- PROBLEM REQUIREMENTS: List all lines of the data containing the word "BandAlbumRepository".

- RECORDS SUPPLIED:
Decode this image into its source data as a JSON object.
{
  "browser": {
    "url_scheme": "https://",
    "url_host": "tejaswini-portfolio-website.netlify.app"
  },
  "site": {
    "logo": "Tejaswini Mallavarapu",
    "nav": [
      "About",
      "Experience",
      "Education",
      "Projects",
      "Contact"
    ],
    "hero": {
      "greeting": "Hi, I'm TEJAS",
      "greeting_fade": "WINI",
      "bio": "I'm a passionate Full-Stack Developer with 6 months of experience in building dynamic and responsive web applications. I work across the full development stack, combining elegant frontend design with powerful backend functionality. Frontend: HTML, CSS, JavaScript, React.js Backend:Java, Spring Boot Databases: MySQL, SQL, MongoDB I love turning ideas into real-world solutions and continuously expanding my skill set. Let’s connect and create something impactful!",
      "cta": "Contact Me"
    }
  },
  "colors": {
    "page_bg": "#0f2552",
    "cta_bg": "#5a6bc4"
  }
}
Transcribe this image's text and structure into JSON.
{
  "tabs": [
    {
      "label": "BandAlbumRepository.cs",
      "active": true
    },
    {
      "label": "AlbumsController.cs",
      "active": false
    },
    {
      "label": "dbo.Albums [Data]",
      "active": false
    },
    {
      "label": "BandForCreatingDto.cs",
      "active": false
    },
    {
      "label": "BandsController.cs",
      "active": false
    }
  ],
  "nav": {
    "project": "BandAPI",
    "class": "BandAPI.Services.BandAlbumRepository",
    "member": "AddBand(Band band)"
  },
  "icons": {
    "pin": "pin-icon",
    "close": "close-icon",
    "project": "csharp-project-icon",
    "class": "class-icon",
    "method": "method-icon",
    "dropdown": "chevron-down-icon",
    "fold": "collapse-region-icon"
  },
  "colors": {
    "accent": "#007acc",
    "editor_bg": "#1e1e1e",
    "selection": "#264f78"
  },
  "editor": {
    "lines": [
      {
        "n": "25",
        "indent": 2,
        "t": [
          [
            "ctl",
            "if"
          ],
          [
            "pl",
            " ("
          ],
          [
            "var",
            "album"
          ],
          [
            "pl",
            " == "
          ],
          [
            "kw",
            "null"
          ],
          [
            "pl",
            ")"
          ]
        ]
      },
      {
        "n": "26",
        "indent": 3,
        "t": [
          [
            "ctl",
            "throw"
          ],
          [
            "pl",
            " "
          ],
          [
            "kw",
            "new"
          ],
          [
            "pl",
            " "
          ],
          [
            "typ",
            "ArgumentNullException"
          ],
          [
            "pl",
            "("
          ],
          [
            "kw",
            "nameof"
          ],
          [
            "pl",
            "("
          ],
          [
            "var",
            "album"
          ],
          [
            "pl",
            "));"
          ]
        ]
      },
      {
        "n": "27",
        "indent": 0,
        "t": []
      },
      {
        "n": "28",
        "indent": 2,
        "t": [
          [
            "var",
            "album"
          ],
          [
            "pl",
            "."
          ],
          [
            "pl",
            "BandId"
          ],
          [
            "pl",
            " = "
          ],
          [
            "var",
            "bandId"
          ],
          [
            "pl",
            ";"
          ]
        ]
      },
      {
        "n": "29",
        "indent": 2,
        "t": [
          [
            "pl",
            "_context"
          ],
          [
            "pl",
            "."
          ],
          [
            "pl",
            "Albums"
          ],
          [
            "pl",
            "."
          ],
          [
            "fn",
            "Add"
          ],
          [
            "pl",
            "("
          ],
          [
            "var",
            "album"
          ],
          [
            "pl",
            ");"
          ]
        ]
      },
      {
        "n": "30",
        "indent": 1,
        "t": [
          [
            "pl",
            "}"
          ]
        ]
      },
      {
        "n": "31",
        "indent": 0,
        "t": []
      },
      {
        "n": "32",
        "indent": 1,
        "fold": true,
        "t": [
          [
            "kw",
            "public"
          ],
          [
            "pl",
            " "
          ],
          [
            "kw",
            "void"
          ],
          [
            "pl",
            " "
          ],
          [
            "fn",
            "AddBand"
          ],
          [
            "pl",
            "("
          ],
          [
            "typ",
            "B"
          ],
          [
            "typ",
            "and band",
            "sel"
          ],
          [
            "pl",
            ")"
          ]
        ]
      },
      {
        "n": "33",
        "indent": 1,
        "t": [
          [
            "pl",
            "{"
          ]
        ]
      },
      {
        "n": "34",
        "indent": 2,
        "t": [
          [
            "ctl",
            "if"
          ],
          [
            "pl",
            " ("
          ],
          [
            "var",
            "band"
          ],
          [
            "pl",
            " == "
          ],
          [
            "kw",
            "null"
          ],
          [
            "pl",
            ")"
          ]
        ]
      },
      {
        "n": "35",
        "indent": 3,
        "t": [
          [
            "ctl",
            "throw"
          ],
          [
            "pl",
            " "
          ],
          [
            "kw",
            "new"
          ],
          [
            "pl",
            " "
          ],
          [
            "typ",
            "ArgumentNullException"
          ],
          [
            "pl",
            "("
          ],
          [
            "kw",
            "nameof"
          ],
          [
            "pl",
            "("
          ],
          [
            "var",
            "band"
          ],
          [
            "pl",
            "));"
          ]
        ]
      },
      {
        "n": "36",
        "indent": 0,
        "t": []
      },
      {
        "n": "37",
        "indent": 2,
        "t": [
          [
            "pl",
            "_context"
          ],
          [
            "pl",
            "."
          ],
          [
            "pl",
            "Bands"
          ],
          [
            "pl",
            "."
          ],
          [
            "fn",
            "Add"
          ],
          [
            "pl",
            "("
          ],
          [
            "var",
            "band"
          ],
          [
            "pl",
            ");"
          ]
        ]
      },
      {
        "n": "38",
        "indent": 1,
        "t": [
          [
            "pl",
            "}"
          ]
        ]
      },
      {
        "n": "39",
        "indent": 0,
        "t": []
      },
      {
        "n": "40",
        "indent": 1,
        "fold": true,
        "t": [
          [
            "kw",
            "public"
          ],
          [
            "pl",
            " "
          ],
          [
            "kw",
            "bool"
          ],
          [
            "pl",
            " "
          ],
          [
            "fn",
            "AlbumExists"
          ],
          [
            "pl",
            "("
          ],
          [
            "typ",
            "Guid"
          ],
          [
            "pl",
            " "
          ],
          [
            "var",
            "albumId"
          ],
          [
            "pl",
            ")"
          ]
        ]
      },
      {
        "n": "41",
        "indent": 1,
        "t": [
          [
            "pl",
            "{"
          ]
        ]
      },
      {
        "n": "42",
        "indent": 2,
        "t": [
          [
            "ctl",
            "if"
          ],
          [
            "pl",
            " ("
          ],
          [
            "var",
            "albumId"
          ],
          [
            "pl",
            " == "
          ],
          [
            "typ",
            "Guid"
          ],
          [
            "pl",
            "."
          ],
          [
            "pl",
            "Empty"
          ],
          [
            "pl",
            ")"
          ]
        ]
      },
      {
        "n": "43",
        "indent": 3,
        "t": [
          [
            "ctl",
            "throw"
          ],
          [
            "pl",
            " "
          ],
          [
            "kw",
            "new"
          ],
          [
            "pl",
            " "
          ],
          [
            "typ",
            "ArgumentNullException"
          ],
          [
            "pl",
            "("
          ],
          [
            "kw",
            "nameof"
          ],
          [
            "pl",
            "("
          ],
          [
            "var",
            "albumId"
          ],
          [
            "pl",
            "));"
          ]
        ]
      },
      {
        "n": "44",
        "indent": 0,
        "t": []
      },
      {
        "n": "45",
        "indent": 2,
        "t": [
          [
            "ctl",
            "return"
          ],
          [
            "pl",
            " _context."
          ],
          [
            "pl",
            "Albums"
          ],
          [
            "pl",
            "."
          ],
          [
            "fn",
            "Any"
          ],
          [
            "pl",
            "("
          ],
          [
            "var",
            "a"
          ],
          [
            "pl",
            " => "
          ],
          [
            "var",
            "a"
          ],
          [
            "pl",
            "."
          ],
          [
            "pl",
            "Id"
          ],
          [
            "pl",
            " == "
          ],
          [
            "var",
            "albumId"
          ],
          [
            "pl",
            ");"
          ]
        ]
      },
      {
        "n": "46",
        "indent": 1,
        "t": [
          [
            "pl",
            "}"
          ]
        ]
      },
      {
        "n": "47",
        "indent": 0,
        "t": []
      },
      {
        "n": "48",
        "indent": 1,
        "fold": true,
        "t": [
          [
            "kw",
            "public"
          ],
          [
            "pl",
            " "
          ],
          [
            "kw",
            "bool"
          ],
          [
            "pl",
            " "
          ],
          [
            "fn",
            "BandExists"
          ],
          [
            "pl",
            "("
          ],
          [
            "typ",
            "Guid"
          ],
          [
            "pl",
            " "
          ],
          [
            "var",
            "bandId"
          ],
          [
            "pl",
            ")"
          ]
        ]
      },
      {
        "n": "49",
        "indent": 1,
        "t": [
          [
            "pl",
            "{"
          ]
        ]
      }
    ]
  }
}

- WORKED SOLUTION:
      "label": "BandAlbumRepository.cs",
    "class": "BandAPI.Services.BandAlbumRepository",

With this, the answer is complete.